AVAILABLE DATA:
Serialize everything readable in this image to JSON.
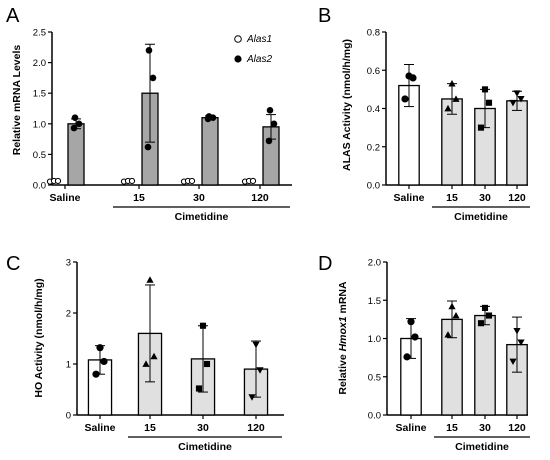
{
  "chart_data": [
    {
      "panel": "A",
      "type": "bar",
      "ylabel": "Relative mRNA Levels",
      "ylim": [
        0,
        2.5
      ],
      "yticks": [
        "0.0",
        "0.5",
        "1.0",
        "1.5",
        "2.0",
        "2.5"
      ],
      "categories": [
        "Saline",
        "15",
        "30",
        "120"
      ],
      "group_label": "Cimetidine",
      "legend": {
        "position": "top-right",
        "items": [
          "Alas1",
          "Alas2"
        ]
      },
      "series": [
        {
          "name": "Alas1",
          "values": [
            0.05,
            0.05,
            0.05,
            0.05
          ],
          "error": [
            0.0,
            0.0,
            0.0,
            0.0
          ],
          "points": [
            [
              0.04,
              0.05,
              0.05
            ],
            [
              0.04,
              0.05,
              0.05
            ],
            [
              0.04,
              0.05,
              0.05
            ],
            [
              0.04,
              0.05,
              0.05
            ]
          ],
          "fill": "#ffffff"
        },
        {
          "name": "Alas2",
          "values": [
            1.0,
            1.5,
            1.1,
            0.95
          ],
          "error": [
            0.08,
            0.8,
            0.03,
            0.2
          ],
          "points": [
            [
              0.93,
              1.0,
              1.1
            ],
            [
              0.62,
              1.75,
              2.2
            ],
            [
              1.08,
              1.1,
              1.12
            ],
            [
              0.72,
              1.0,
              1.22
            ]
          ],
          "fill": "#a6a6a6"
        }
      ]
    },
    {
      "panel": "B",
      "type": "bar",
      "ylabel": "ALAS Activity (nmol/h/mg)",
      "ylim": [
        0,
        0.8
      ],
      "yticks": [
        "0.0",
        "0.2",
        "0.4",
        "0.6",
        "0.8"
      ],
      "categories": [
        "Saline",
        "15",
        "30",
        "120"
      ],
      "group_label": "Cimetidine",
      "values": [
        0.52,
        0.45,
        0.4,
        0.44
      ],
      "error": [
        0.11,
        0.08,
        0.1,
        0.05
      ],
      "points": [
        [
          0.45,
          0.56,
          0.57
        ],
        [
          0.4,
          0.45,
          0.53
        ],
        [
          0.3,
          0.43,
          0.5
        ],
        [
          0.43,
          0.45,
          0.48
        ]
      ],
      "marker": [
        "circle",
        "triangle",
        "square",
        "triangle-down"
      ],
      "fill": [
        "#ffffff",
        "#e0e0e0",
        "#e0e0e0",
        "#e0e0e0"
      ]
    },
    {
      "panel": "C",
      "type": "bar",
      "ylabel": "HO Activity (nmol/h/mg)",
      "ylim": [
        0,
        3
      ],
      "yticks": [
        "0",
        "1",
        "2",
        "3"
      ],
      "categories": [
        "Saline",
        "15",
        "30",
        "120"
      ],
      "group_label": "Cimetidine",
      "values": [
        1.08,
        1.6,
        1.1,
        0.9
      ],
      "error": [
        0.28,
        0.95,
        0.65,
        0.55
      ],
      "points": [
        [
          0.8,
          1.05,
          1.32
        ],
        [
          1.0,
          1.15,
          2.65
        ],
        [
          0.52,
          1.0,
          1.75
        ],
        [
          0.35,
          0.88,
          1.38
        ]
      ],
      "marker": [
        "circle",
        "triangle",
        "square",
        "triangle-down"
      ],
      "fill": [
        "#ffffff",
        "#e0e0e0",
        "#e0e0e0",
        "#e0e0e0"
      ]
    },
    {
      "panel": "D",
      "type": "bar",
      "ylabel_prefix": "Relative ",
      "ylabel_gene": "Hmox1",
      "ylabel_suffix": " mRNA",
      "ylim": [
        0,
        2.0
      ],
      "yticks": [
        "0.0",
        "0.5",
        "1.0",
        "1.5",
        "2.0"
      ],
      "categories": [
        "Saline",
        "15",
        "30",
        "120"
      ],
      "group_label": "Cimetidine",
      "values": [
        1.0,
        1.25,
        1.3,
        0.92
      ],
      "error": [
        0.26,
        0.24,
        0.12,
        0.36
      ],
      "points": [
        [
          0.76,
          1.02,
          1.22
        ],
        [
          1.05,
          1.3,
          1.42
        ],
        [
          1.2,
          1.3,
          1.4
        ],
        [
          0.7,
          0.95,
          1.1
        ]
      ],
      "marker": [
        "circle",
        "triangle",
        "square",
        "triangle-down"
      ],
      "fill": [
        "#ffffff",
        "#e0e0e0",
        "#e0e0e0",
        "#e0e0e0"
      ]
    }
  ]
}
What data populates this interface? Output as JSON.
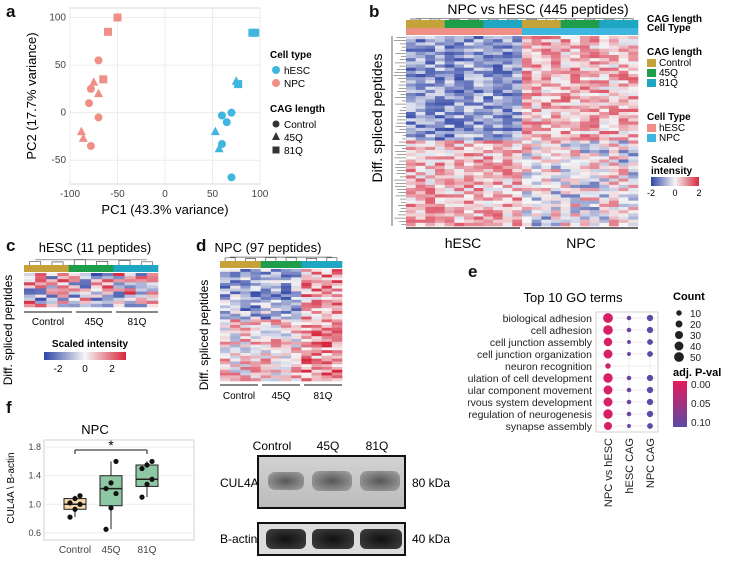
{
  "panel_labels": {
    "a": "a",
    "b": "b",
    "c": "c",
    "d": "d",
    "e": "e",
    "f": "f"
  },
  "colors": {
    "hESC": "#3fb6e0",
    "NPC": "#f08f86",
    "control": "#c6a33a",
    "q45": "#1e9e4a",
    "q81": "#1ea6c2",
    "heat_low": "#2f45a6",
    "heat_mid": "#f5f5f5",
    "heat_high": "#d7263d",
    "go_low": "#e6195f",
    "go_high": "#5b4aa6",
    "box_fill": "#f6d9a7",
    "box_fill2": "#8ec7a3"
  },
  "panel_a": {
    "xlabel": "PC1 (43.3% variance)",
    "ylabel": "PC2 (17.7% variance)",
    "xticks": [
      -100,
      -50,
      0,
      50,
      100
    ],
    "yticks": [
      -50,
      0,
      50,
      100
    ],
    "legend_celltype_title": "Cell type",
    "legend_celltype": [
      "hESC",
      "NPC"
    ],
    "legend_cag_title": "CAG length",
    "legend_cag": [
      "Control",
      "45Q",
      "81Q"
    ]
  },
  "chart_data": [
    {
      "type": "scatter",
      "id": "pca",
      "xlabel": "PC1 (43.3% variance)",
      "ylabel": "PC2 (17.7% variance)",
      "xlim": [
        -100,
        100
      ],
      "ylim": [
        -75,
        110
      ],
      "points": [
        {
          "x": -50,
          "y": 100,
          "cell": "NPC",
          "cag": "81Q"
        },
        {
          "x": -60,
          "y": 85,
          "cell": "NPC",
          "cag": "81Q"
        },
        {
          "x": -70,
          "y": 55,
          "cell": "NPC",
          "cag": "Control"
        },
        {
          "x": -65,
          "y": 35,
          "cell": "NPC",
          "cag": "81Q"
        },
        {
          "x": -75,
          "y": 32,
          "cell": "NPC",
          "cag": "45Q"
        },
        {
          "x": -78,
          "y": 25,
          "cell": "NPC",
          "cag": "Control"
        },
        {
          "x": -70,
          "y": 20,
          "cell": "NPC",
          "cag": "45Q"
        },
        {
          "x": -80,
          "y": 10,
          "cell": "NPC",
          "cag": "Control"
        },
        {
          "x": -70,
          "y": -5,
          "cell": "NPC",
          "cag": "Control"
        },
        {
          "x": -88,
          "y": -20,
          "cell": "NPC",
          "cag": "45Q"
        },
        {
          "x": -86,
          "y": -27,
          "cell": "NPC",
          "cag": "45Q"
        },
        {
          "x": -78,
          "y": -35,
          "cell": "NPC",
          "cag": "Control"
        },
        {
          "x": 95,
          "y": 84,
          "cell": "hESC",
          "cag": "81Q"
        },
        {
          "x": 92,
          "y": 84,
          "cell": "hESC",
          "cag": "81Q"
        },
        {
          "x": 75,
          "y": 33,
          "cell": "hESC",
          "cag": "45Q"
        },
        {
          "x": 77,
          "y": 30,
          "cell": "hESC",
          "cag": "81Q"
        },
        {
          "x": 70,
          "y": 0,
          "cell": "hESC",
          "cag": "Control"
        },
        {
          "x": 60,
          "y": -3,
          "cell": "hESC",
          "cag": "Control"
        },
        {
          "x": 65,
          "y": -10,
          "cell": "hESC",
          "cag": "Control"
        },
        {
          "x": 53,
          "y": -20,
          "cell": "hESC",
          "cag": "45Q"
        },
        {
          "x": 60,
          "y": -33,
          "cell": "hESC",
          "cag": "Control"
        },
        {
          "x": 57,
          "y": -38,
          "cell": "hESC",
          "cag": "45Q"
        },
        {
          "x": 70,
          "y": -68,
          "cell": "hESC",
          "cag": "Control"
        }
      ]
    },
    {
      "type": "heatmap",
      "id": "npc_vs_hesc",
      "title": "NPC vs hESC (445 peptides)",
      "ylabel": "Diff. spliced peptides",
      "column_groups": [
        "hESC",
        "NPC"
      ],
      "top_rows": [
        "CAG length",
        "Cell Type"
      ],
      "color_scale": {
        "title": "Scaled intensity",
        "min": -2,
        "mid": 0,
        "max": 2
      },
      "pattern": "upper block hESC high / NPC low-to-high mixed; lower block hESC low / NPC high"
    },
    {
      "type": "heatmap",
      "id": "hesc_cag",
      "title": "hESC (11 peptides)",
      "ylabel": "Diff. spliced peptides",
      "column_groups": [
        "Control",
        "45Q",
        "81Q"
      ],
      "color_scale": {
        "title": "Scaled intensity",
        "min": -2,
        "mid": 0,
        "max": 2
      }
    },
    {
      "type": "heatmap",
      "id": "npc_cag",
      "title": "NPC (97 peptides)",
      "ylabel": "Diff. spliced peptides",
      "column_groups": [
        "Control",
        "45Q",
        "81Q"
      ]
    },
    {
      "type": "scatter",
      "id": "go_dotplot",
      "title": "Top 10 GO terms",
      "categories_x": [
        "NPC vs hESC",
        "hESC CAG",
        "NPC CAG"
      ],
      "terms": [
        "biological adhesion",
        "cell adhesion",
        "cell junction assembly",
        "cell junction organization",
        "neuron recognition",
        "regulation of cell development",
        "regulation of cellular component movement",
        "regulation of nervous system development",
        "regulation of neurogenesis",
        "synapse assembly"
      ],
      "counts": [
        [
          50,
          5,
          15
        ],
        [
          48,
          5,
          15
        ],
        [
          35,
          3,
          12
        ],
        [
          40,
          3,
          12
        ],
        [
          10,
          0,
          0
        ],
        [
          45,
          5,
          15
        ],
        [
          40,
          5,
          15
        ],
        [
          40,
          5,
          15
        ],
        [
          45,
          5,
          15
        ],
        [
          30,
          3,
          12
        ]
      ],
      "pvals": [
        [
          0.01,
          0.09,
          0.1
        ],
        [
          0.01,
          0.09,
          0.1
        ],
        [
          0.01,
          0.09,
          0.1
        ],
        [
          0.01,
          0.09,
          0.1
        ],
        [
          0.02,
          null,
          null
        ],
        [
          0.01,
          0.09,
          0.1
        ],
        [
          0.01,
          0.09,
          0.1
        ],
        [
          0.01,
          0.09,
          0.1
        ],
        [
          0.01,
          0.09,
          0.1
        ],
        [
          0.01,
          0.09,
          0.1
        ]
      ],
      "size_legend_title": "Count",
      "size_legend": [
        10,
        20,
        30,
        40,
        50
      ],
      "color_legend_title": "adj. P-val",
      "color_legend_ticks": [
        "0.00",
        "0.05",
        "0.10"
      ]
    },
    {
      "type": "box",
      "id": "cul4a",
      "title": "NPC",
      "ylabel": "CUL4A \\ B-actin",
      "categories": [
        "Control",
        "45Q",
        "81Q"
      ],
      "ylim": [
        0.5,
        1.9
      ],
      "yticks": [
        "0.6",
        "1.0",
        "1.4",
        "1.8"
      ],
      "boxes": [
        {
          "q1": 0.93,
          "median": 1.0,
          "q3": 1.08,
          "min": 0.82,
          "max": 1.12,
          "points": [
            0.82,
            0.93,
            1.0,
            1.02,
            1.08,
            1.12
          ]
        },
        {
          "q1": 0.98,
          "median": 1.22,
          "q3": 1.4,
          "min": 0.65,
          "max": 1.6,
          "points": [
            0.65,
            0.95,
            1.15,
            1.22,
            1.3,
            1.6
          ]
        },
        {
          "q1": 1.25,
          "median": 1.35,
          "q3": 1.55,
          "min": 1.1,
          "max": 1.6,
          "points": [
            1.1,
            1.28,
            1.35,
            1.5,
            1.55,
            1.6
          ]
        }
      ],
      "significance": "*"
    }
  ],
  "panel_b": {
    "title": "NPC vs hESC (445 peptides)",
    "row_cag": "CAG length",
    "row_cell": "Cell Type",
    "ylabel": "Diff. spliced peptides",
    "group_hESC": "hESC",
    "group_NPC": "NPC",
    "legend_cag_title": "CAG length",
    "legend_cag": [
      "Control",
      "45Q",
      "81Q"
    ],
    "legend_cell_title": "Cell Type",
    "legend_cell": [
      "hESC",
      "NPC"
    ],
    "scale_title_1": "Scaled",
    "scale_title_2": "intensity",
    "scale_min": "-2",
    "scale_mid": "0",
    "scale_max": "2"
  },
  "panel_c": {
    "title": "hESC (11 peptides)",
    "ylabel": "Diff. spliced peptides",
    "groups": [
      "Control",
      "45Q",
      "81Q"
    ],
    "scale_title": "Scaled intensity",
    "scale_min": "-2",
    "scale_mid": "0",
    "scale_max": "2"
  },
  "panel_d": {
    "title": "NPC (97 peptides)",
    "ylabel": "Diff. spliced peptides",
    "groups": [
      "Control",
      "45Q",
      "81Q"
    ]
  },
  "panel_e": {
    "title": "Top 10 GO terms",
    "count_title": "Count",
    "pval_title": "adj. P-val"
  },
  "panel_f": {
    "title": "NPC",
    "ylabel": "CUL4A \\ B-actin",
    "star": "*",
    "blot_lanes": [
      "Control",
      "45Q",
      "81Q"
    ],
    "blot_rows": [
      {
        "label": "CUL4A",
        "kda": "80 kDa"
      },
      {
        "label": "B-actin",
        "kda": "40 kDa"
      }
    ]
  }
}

THE TASK: Look through the data above. Find each line with the string "actin" and copy it.

WRITTEN SOLUTION:
      "ylabel": "CUL4A \\ B-actin",
    "ylabel": "CUL4A \\ B-actin",
        "label": "B-actin",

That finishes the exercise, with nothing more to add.